[Stored entries]

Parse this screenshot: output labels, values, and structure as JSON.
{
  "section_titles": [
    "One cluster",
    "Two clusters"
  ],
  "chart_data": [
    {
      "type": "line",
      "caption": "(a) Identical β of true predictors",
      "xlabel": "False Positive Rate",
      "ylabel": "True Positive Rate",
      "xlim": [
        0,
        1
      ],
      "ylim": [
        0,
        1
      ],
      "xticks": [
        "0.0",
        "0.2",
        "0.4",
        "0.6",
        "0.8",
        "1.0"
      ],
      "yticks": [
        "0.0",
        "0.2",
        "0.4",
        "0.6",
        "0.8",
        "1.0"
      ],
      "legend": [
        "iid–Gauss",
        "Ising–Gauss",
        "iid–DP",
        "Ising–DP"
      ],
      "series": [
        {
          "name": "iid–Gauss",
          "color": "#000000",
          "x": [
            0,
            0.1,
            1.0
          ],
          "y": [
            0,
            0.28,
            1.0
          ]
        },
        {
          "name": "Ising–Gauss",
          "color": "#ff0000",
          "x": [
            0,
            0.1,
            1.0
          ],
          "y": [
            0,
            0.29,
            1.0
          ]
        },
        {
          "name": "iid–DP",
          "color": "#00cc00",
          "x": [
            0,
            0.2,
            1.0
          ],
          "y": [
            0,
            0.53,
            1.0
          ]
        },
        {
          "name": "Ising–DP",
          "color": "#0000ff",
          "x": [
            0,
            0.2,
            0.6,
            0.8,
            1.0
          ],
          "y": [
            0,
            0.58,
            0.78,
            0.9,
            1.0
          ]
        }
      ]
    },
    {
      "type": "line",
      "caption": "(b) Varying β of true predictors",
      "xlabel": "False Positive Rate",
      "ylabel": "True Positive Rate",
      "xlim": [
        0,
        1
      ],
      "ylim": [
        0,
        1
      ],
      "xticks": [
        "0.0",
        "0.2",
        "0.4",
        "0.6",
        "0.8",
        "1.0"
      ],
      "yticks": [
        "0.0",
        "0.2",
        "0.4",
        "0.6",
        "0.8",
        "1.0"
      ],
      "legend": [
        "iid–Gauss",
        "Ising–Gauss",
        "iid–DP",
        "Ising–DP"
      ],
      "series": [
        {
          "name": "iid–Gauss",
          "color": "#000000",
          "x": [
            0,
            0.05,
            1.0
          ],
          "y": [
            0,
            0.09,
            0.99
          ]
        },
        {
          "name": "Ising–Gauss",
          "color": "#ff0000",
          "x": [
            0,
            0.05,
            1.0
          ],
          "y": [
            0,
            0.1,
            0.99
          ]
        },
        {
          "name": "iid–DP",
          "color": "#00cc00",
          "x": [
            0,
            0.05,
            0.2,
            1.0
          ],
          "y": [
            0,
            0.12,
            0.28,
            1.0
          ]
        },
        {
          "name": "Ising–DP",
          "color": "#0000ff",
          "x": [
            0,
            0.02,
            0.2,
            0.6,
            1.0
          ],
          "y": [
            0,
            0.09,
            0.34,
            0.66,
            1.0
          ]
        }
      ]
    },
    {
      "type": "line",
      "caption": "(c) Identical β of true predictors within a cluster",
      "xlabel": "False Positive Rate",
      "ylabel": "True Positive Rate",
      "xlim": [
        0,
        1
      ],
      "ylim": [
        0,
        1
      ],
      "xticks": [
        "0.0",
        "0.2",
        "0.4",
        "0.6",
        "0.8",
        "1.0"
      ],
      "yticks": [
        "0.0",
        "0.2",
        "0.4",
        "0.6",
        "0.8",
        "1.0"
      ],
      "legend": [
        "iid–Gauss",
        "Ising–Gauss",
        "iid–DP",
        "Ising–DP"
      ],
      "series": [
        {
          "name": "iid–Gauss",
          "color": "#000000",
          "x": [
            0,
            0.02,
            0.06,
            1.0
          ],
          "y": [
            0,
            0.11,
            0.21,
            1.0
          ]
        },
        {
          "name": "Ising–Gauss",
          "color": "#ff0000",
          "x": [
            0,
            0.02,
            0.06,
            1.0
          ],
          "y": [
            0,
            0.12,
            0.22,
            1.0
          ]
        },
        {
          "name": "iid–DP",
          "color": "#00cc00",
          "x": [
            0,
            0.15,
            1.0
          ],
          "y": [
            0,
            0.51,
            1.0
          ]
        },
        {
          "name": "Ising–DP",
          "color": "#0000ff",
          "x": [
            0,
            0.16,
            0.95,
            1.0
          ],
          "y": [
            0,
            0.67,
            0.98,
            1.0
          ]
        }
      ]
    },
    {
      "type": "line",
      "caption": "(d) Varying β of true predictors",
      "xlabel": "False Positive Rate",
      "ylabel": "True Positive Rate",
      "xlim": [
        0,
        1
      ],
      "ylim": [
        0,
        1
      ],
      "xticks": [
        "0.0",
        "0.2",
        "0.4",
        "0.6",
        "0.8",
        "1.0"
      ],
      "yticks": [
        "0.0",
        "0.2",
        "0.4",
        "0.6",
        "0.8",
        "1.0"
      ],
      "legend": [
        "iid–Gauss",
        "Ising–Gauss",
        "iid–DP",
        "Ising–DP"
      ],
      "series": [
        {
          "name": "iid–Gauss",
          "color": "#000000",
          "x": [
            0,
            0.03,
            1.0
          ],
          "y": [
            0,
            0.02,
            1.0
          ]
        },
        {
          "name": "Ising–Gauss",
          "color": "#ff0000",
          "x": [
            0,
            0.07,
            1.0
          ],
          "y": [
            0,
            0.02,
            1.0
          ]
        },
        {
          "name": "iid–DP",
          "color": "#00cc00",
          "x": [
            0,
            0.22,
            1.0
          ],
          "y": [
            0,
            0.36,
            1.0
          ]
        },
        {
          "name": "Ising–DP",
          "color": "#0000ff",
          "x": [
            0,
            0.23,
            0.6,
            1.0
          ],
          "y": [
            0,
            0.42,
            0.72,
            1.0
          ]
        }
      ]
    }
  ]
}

**Directions for this task**
Using the data above, repeat every line exactly.

**Solution**
Parse this screenshot: output labels, values, and structure as JSON.
{
  "section_titles": [
    "One cluster",
    "Two clusters"
  ],
  "chart_data": [
    {
      "type": "line",
      "caption": "(a) Identical β of true predictors",
      "xlabel": "False Positive Rate",
      "ylabel": "True Positive Rate",
      "xlim": [
        0,
        1
      ],
      "ylim": [
        0,
        1
      ],
      "xticks": [
        "0.0",
        "0.2",
        "0.4",
        "0.6",
        "0.8",
        "1.0"
      ],
      "yticks": [
        "0.0",
        "0.2",
        "0.4",
        "0.6",
        "0.8",
        "1.0"
      ],
      "legend": [
        "iid–Gauss",
        "Ising–Gauss",
        "iid–DP",
        "Ising–DP"
      ],
      "series": [
        {
          "name": "iid–Gauss",
          "color": "#000000",
          "x": [
            0,
            0.1,
            1.0
          ],
          "y": [
            0,
            0.28,
            1.0
          ]
        },
        {
          "name": "Ising–Gauss",
          "color": "#ff0000",
          "x": [
            0,
            0.1,
            1.0
          ],
          "y": [
            0,
            0.29,
            1.0
          ]
        },
        {
          "name": "iid–DP",
          "color": "#00cc00",
          "x": [
            0,
            0.2,
            1.0
          ],
          "y": [
            0,
            0.53,
            1.0
          ]
        },
        {
          "name": "Ising–DP",
          "color": "#0000ff",
          "x": [
            0,
            0.2,
            0.6,
            0.8,
            1.0
          ],
          "y": [
            0,
            0.58,
            0.78,
            0.9,
            1.0
          ]
        }
      ]
    },
    {
      "type": "line",
      "caption": "(b) Varying β of true predictors",
      "xlabel": "False Positive Rate",
      "ylabel": "True Positive Rate",
      "xlim": [
        0,
        1
      ],
      "ylim": [
        0,
        1
      ],
      "xticks": [
        "0.0",
        "0.2",
        "0.4",
        "0.6",
        "0.8",
        "1.0"
      ],
      "yticks": [
        "0.0",
        "0.2",
        "0.4",
        "0.6",
        "0.8",
        "1.0"
      ],
      "legend": [
        "iid–Gauss",
        "Ising–Gauss",
        "iid–DP",
        "Ising–DP"
      ],
      "series": [
        {
          "name": "iid–Gauss",
          "color": "#000000",
          "x": [
            0,
            0.05,
            1.0
          ],
          "y": [
            0,
            0.09,
            0.99
          ]
        },
        {
          "name": "Ising–Gauss",
          "color": "#ff0000",
          "x": [
            0,
            0.05,
            1.0
          ],
          "y": [
            0,
            0.1,
            0.99
          ]
        },
        {
          "name": "iid–DP",
          "color": "#00cc00",
          "x": [
            0,
            0.05,
            0.2,
            1.0
          ],
          "y": [
            0,
            0.12,
            0.28,
            1.0
          ]
        },
        {
          "name": "Ising–DP",
          "color": "#0000ff",
          "x": [
            0,
            0.02,
            0.2,
            0.6,
            1.0
          ],
          "y": [
            0,
            0.09,
            0.34,
            0.66,
            1.0
          ]
        }
      ]
    },
    {
      "type": "line",
      "caption": "(c) Identical β of true predictors within a cluster",
      "xlabel": "False Positive Rate",
      "ylabel": "True Positive Rate",
      "xlim": [
        0,
        1
      ],
      "ylim": [
        0,
        1
      ],
      "xticks": [
        "0.0",
        "0.2",
        "0.4",
        "0.6",
        "0.8",
        "1.0"
      ],
      "yticks": [
        "0.0",
        "0.2",
        "0.4",
        "0.6",
        "0.8",
        "1.0"
      ],
      "legend": [
        "iid–Gauss",
        "Ising–Gauss",
        "iid–DP",
        "Ising–DP"
      ],
      "series": [
        {
          "name": "iid–Gauss",
          "color": "#000000",
          "x": [
            0,
            0.02,
            0.06,
            1.0
          ],
          "y": [
            0,
            0.11,
            0.21,
            1.0
          ]
        },
        {
          "name": "Ising–Gauss",
          "color": "#ff0000",
          "x": [
            0,
            0.02,
            0.06,
            1.0
          ],
          "y": [
            0,
            0.12,
            0.22,
            1.0
          ]
        },
        {
          "name": "iid–DP",
          "color": "#00cc00",
          "x": [
            0,
            0.15,
            1.0
          ],
          "y": [
            0,
            0.51,
            1.0
          ]
        },
        {
          "name": "Ising–DP",
          "color": "#0000ff",
          "x": [
            0,
            0.16,
            0.95,
            1.0
          ],
          "y": [
            0,
            0.67,
            0.98,
            1.0
          ]
        }
      ]
    },
    {
      "type": "line",
      "caption": "(d) Varying β of true predictors",
      "xlabel": "False Positive Rate",
      "ylabel": "True Positive Rate",
      "xlim": [
        0,
        1
      ],
      "ylim": [
        0,
        1
      ],
      "xticks": [
        "0.0",
        "0.2",
        "0.4",
        "0.6",
        "0.8",
        "1.0"
      ],
      "yticks": [
        "0.0",
        "0.2",
        "0.4",
        "0.6",
        "0.8",
        "1.0"
      ],
      "legend": [
        "iid–Gauss",
        "Ising–Gauss",
        "iid–DP",
        "Ising–DP"
      ],
      "series": [
        {
          "name": "iid–Gauss",
          "color": "#000000",
          "x": [
            0,
            0.03,
            1.0
          ],
          "y": [
            0,
            0.02,
            1.0
          ]
        },
        {
          "name": "Ising–Gauss",
          "color": "#ff0000",
          "x": [
            0,
            0.07,
            1.0
          ],
          "y": [
            0,
            0.02,
            1.0
          ]
        },
        {
          "name": "iid–DP",
          "color": "#00cc00",
          "x": [
            0,
            0.22,
            1.0
          ],
          "y": [
            0,
            0.36,
            1.0
          ]
        },
        {
          "name": "Ising–DP",
          "color": "#0000ff",
          "x": [
            0,
            0.23,
            0.6,
            1.0
          ],
          "y": [
            0,
            0.42,
            0.72,
            1.0
          ]
        }
      ]
    }
  ]
}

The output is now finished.